[Figure record listings]
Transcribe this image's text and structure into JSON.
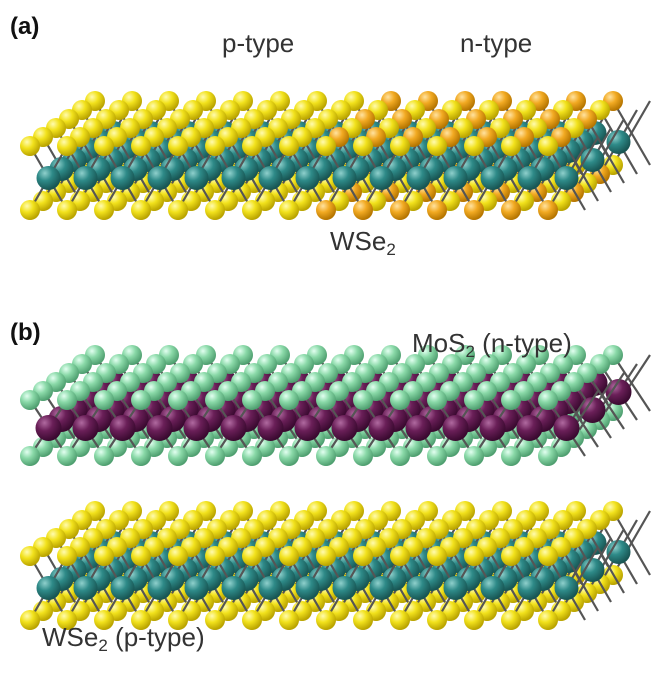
{
  "panel_a": {
    "label": "(a)",
    "left_label": "p-type",
    "right_label": "n-type",
    "material": [
      "WSe",
      "2"
    ]
  },
  "panel_b": {
    "label": "(b)",
    "top_layer": [
      "MoS",
      "2",
      " (n-type)"
    ],
    "bottom_layer": [
      "WSe",
      "2",
      " (p-type)"
    ]
  }
}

* What to work on:
Reproduce the full listing above verbatim, with no pictures included.

* Correct result:
Transcribe this image's text and structure into JSON.
{
  "panel_a": {
    "label": "(a)",
    "left_label": "p-type",
    "right_label": "n-type",
    "material": [
      "WSe",
      "2"
    ]
  },
  "panel_b": {
    "label": "(b)",
    "top_layer": [
      "MoS",
      "2",
      " (n-type)"
    ],
    "bottom_layer": [
      "WSe",
      "2",
      " (p-type)"
    ]
  }
}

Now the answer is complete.